───── RECORDS FOR PROCESSING
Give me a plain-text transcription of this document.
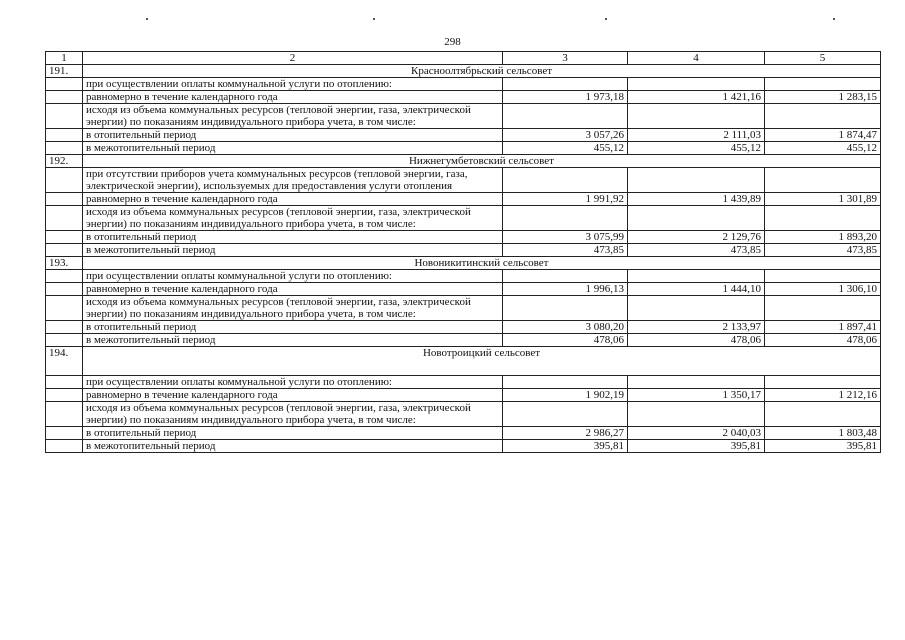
298
1	2	3	4	5
191.	Красноолтябрьский сельсовет			
	при осуществлении оплаты коммунальной услуги по отоплению:			
	равномерно в течение календарного года	1 973,18	1 421,16	1 283,15
	исходя из объема коммунальных ресурсов (тепловой энергии, газа, электрической энергии) по показаниям индивидуального прибора учета, в том числе:			
	в отопительный период	3 057,26	2 111,03	1 874,47
	в межотопительный период	455,12	455,12	455,12
192.	Нижнегумбетовский сельсовет			
	при отсутствии приборов учета коммунальных ресурсов (тепловой энергии, газа, электрической энергии), используемых для предоставления услуги отопления			
	равномерно в течение календарного года	1 991,92	1 439,89	1 301,89
	исходя из объема коммунальных ресурсов (тепловой энергии, газа, электрической энергии) по показаниям индивидуального прибора учета, в том числе:			
	в отопительный период	3 075,99	2 129,76	1 893,20
	в межотопительный период	473,85	473,85	473,85
193.	Новоникитинский сельсовет			
	при осуществлении оплаты коммунальной услуги по отоплению:			
	равномерно в течение календарного года	1 996,13	1 444,10	1 306,10
	исходя из объема коммунальных ресурсов (тепловой энергии, газа, электрической энергии) по показаниям индивидуального прибора учета, в том числе:			
	в отопительный период	3 080,20	2 133,97	1 897,41
	в межотопительный период	478,06	478,06	478,06
194.	Новотроицкий сельсовет			
	при осуществлении оплаты коммунальной услуги по отоплению:			
	равномерно в течение календарного года	1 902,19	1 350,17	1 212,16
	исходя из объема коммунальных ресурсов (тепловой энергии, газа, электрической энергии) по показаниям индивидуального прибора учета, в том числе:			
	в отопительный период	2 986,27	2 040,03	1 803,48
	в межотопительный период	395,81	395,81	395,81
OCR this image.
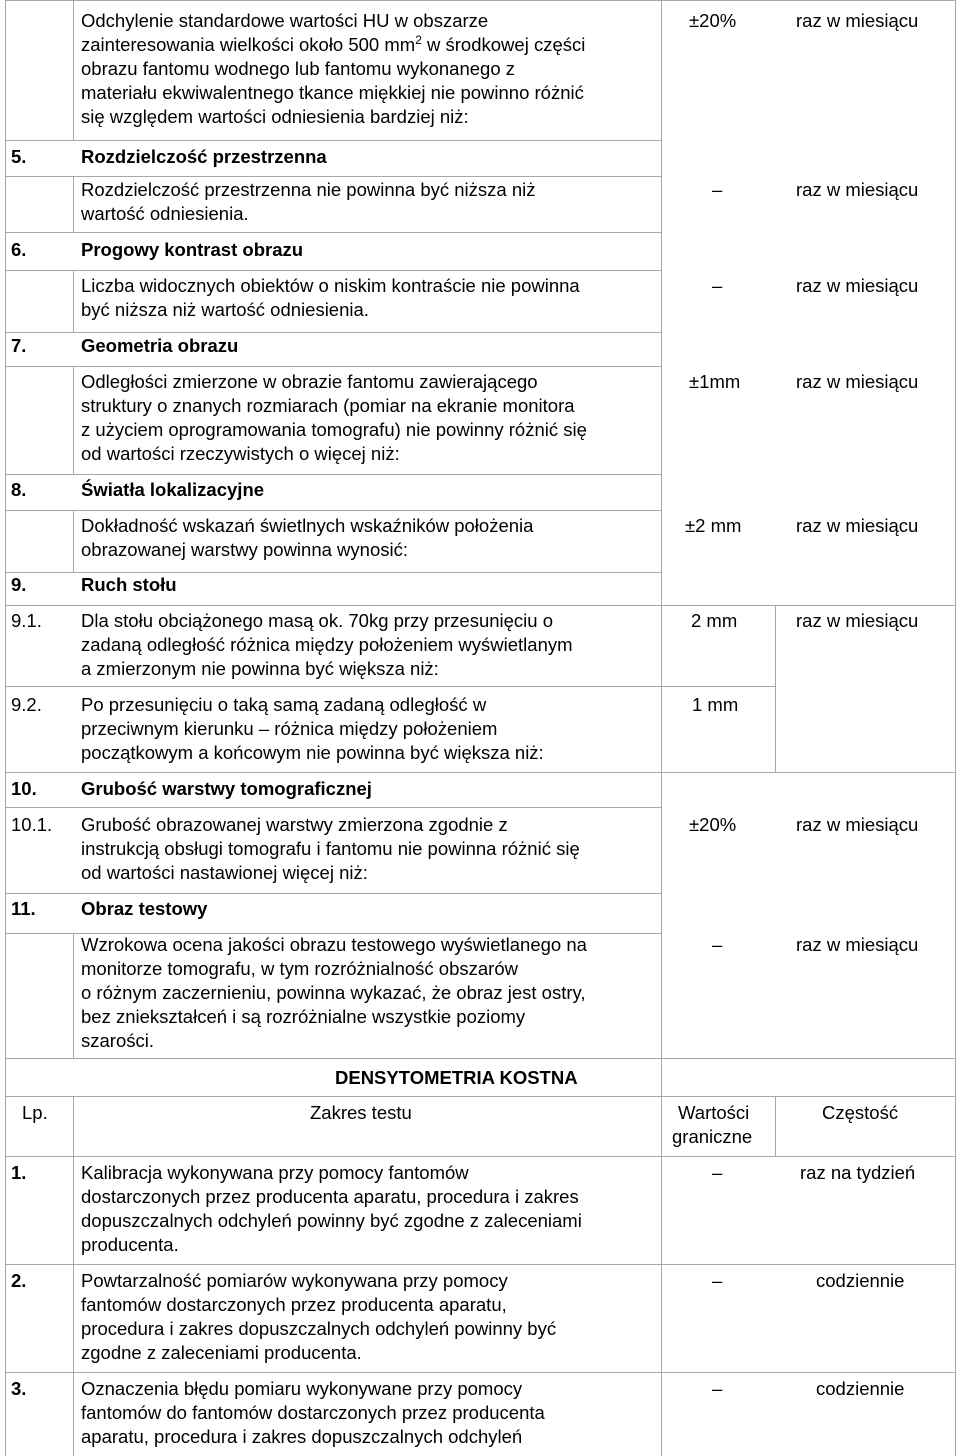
Odchylenie standardowe wartości HU w obszarze
zainteresowania wielkości około 500 $mm^2$ w środkowej części
obrazu fantomu wodnego lub fantomu wykonanego z
materiału ekwiwalentnego tkance miękkiej nie powinno różnić
się względem wartości odniesienia bardziej niż:
±20%	raz w miesiącu
5.	Rozdzielczość przestrzenna
Rozdzielczość przestrzenna nie powinna być niższa niż
wartość odniesienia.
–	raz w miesiącu
6.	Progowy kontrast obrazu
Liczba widocznych obiektów o niskim kontraście nie powinna
być niższa niż wartość odniesienia.
–	raz w miesiącu
7.	Geometria obrazu
Odległości zmierzone w obrazie fantomu zawierającego
struktury o znanych rozmiarach (pomiar na ekranie monitora
z użyciem oprogramowania tomografu) nie powinny różnić się
od wartości rzeczywistych o więcej niż:
±1mm	raz w miesiącu
8.	Światła lokalizacyjne
Dokładność wskazań świetlnych wskaźników położenia
obrazowanej warstwy powinna wynosić:
±2 mm	raz w miesiącu
9.	Ruch stołu
9.1. Dla stołu obciążonego masą ok. 70kg przy przesunięciu o
zadaną odległość różnica między położeniem wyświetlanym
a zmierzonym nie powinna być większa niż:
2 mm	raz w miesiącu
9.2. Po przesunięciu o taką samą zadaną odległość w
przeciwnym kierunku – różnica między położeniem
początkowym a końcowym nie powinna być większa niż:
1 mm
10. Grubość warstwy tomograficznej
10.1. Grubość obrazowanej warstwy zmierzona zgodnie z
instrukcją obsługi tomografu i fantomu nie powinna różnić się
od wartości nastawionej więcej niż:
±20%	raz w miesiącu
11. Obraz testowy
Wzrokowa ocena jakości obrazu testowego wyświetlanego na
monitorze tomografu, w tym rozróżnialność obszarów
o różnym zaczernieniu, powinna wykazać, że obraz jest ostry,
bez zniekształceń i są rozróżnialne wszystkie poziomy
szarości.
–	raz w miesiącu
DENSYTOMETRIA KOSTNA
Lp.	Zakres testu	Wartości
graniczne
Częstość
1.	Kalibracja wykonywana przy pomocy fantomów
dostarczonych przez producenta aparatu, procedura i zakres
dopuszczalnych odchyleń powinny być zgodne z zaleceniami
producenta.
–	raz na tydzień
2.	Powtarzalność pomiarów wykonywana przy pomocy
fantomów dostarczonych przez producenta aparatu,
procedura i zakres dopuszczalnych odchyleń powinny być
zgodne z zaleceniami producenta.
–	codziennie
3.	Oznaczenia błędu pomiaru wykonywane przy pomocy
fantomów do fantomów dostarczonych przez producenta
aparatu, procedura i zakres dopuszczalnych odchyleń
–	codziennie
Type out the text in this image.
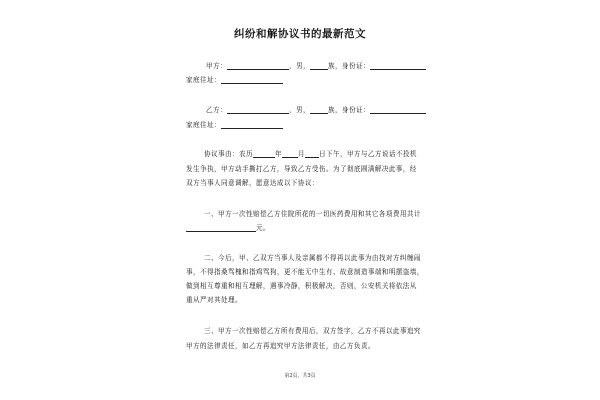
纠纷和解协议书的最新范文
甲方：	，男，	族，身份证：
家庭住址：
乙方：	，男，	族，身份证：
家庭住址：
协议事由：农历	年 月 日下午，甲方与乙方说话不投机
发生争执，甲方动手撕打乙方，导致乙方受伤。为了彻底圆满解决此事，经
双方当事人同意调解，愿意达成以下协议：
一、甲方一次性赔偿乙方住院所花的一切医药费用和其它各项费用共计
元。
二、今后，甲、乙双方当事人及亲属都不得再以此事为由找对方纠缠闹
事，不得指桑骂槐和指鸡骂狗，更不能无中生有、故意制造事端和明摆盗墙，
做到相互尊重和相互理解，遇事冷静，积极解决，否则，公安机关将依法从
重从严对其处理。
三、甲方一次性赔偿乙方所有费用后，双方签字，乙方不再以此事追究
甲方的法律责任，如乙方再追究甲方法律责任，由乙方负责。
第2页，共3页
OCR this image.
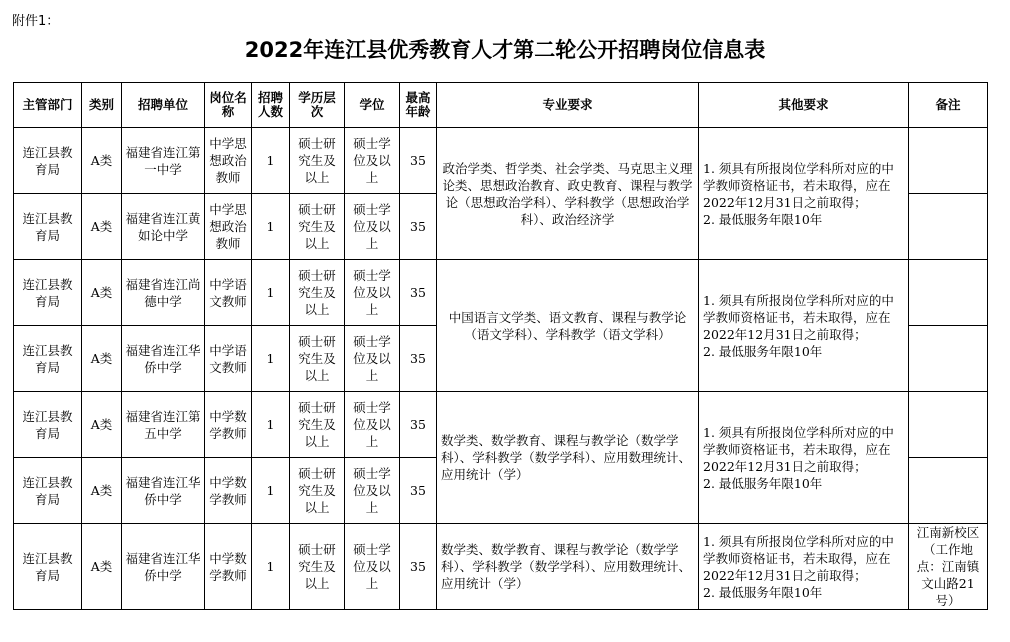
附件1：
2022年连江县优秀教育人才第二轮公开招聘岗位信息表
主管部门	类别	招聘单位	岗位名称	招聘人数	学历层次	学位	最高年龄	专业要求	其他要求	备注
连江县教育局	A类	福建省连江第一中学	中学思想政治教师	1	硕士研究生及以上	硕士学位及以上	35	政治学类、哲学类、社会学类、马克思主义理论类、思想政治教育、政史教育、课程与教学论（思想政治学科）、学科教学（思想政治学科）、政治经济学	1. 须具有所报岗位学科所对应的中学教师资格证书，若未取得，应在2022年12月31日之前取得；
2. 最低服务年限10年	
连江县教育局	A类	福建省连江黄如论中学	中学思想政治教师	1	硕士研究生及以上	硕士学位及以上	35			
连江县教育局	A类	福建省连江尚德中学	中学语文教师	1	硕士研究生及以上	硕士学位及以上	35	中国语言文学类、语文教育、课程与教学论（语文学科）、学科教学（语文学科）	1. 须具有所报岗位学科所对应的中学教师资格证书，若未取得，应在2022年12月31日之前取得；
2. 最低服务年限10年	
连江县教育局	A类	福建省连江华侨中学	中学语文教师	1	硕士研究生及以上	硕士学位及以上	35			
连江县教育局	A类	福建省连江第五中学	中学数学教师	1	硕士研究生及以上	硕士学位及以上	35	数学类、数学教育、课程与教学论（数学学科）、学科教学（数学学科）、应用数理统计、应用统计（学）	1. 须具有所报岗位学科所对应的中学教师资格证书，若未取得，应在2022年12月31日之前取得；
2. 最低服务年限10年	
连江县教育局	A类	福建省连江华侨中学	中学数学教师	1	硕士研究生及以上	硕士学位及以上	35			
连江县教育局	A类	福建省连江华侨中学	中学数学教师	1	硕士研究生及以上	硕士学位及以上	35	数学类、数学教育、课程与教学论（数学学科）、学科教学（数学学科）、应用数理统计、应用统计（学）	1. 须具有所报岗位学科所对应的中学教师资格证书，若未取得，应在2022年12月31日之前取得；
2. 最低服务年限10年	江南新校区（工作地点：江南镇文山路21号）
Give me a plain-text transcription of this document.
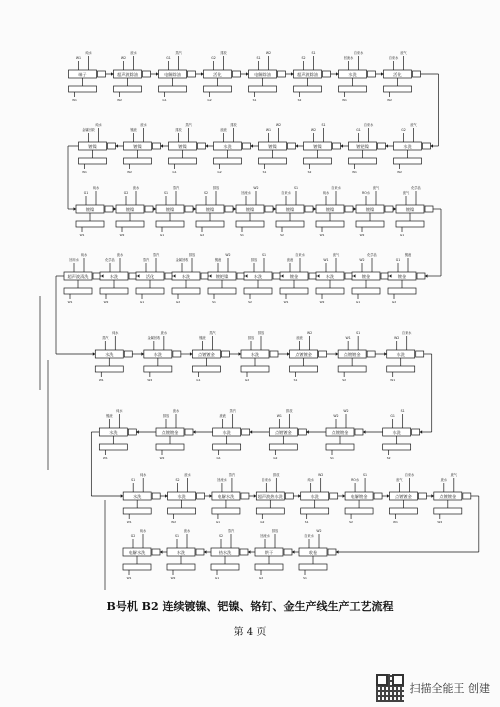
端子
W1
纯水
W1
超声波除油
W2
废水
W2
电解除油
G1
蒸汽
G1
活化
G2
排放
G2
电解除油
S1
W2
S1
超声波除油
S2
S1
S2
水洗
回流水
自来水
W1
活化
自来水
废气
W2
镀镍
金属回收
纯水
W1
镀镍
镀液
废水
W2
镀镍
排放
蒸汽
G1
水洗
废液
排放
G2
镀镍
W1
W2
S1
镀镍
W2
S1
S2
镀钯镍
G1
自来水
W1
水洗
G2
废气
W2
镀镍
G1
纯水
W1
镀镍
G2
废水
W2
镀镍
S1
蒸汽
G1
镀镍
S2
排放
G2
镀镍
回流水
W2
S1
镀镍
自来水
S1
S2
镀镍
纯水
自来水
W1
镀镍
RO水
废气
W2
镀镍
废气
化学品
G1
超声波清洗
回用水
纯水
W1
水洗
化学品
废水
W2
活化
蒸汽
蒸汽
G1
水洗
金属回收
排放
G2
镀钯镍
镀液
W2
S1
水洗
排放
S1
S2
镀金
废液
自来水
W1
水洗
W1
废气
W2
镀金
W2
化学品
G1
镀金
G1
镀液
G2
水洗
蒸汽
纯水
W1
水洗
金属回收
废水
W2
点镀镀金
镀液
蒸汽
G1
水洗
排放
排放
G2
点镀镀金
废液
W2
S1
点镀镀金
W1
S1
S2
水洗
W2
自来水
W1
水洗
镀液
纯水
W1
点镀镀金
排放
废水
W2
水洗
废液
蒸汽
G1
点镀镀金
W1
排放
G2
点镀镀金
W2
W2
S1
水洗
G1
S1
S2
水洗
S1
纯水
W1
水洗
S2
废水
W2
电解水洗
回流水
蒸汽
G1
超声波热水洗
自来水
排放
G2
水洗
纯水
W2
S1
电解镀金
RO水
S1
S2
点镀镀金
废气
自来水
W1
点镀镀金
废水
废气
W2
电解水洗
G2
纯水
W1
水洗
S1
废水
W2
热水洗
S2
蒸汽
G1
烘干
回流水
排放
G2
收卷
自来水
W2
S1
B号机 B2 连续镀镍、钯镍、铬钉、金生产线生产工艺流程
第 4 页
扫描全能王 创建
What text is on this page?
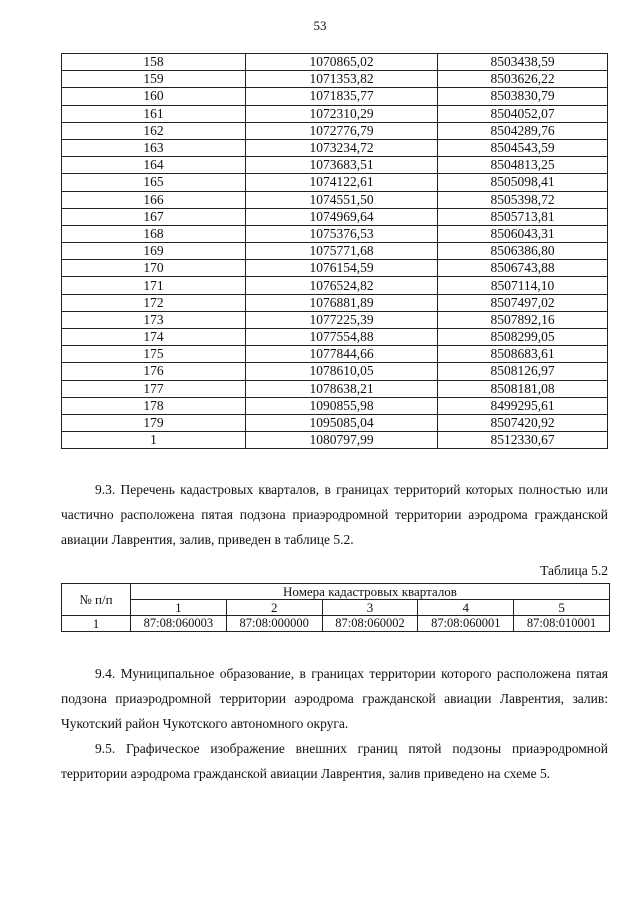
53
158	1070865,02	8503438,59
159	1071353,82	8503626,22
160	1071835,77	8503830,79
161	1072310,29	8504052,07
162	1072776,79	8504289,76
163	1073234,72	8504543,59
164	1073683,51	8504813,25
165	1074122,61	8505098,41
166	1074551,50	8505398,72
167	1074969,64	8505713,81
168	1075376,53	8506043,31
169	1075771,68	8506386,80
170	1076154,59	8506743,88
171	1076524,82	8507114,10
172	1076881,89	8507497,02
173	1077225,39	8507892,16
174	1077554,88	8508299,05
175	1077844,66	8508683,61
176	1078610,05	8508126,97
177	1078638,21	8508181,08
178	1090855,98	8499295,61
179	1095085,04	8507420,92
1	1080797,99	8512330,67

9.3. Перечень кадастровых кварталов, в границах территорий которых полностью или частично расположена пятая подзона приаэродромной территории аэродрома гражданской авиации Лаврентия, залив, приведен в таблице 5.2.

Таблица 5.2
№ п/п	Номера кадастровых кварталов				
	1	2	3	4	5
1	87:08:060003	87:08:000000	87:08:060002	87:08:060001	87:08:010001

9.4. Муниципальное образование, в границах территории которого расположена пятая подзона приаэродромной территории аэродрома гражданской авиации Лаврентия, залив: Чукотский район Чукотского автономного округа.

9.5. Графическое изображение внешних границ пятой подзоны приаэродромной территории аэродрома гражданской авиации Лаврентия, залив приведено на схеме 5.
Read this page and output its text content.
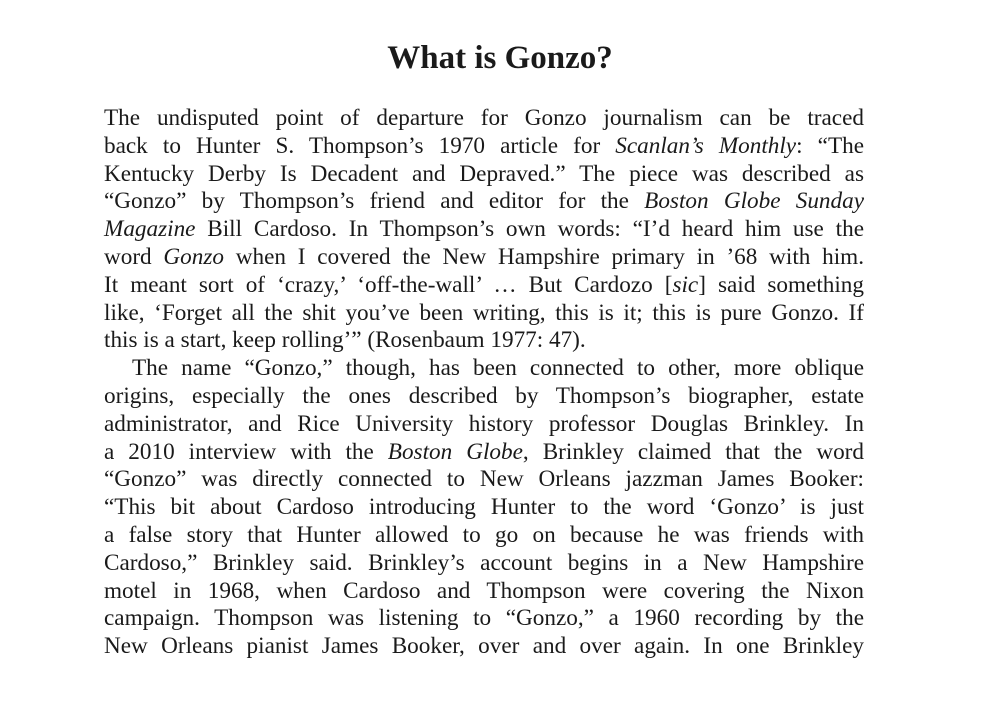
What is Gonzo?
The undisputed point of departure for Gonzo journalism can be traced
back to Hunter S. Thompson’s 1970 article for Scanlan’s Monthly: “The
Kentucky Derby Is Decadent and Depraved.” The piece was described as
“Gonzo” by Thompson’s friend and editor for the Boston Globe Sunday
Magazine Bill Cardoso. In Thompson’s own words: “I’d heard him use the
word Gonzo when I covered the New Hampshire primary in ’68 with him.
It meant sort of ‘crazy,’ ‘off-the-wall’ … But Cardozo [sic] said something
like, ‘Forget all the shit you’ve been writing, this is it; this is pure Gonzo. If
this is a start, keep rolling’” (Rosenbaum 1977: 47).
The name “Gonzo,” though, has been connected to other, more oblique
origins, especially the ones described by Thompson’s biographer, estate
administrator, and Rice University history professor Douglas Brinkley. In
a 2010 interview with the Boston Globe, Brinkley claimed that the word
“Gonzo” was directly connected to New Orleans jazzman James Booker:
“This bit about Cardoso introducing Hunter to the word ‘Gonzo’ is just
a false story that Hunter allowed to go on because he was friends with
Cardoso,” Brinkley said. Brinkley’s account begins in a New Hampshire
motel in 1968, when Cardoso and Thompson were covering the Nixon
campaign. Thompson was listening to “Gonzo,” a 1960 recording by the
New Orleans pianist James Booker, over and over again. In one Brinkley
──────────
PROBLEM REQUIREMENTS - Using the material above, copy every line in which the string "应用统计" occurs.

THE RESULT -
连江县教育局	A类	福建省连江第五中学	中学数学教师	1	硕士研究生及以上	硕士学位及以上	35	数学类、数学教育、课程与教学论（数学学科）、学科教学（数学学科）、应用数理统计、应用统计（学）	1. 须具有所报岗位学科所对应的中学教师资格证书，若未取得，应在2022年12月31日之前取得；
连江县教育局	A类	福建省连江华侨中学	中学数学教师	1	硕士研究生及以上	硕士学位及以上	35	数学类、数学教育、课程与教学论（数学学科）、学科教学（数学学科）、应用数理统计、应用统计（学）	1. 须具有所报岗位学科所对应的中学教师资格证书，若未取得，应在2022年12月31日之前取得；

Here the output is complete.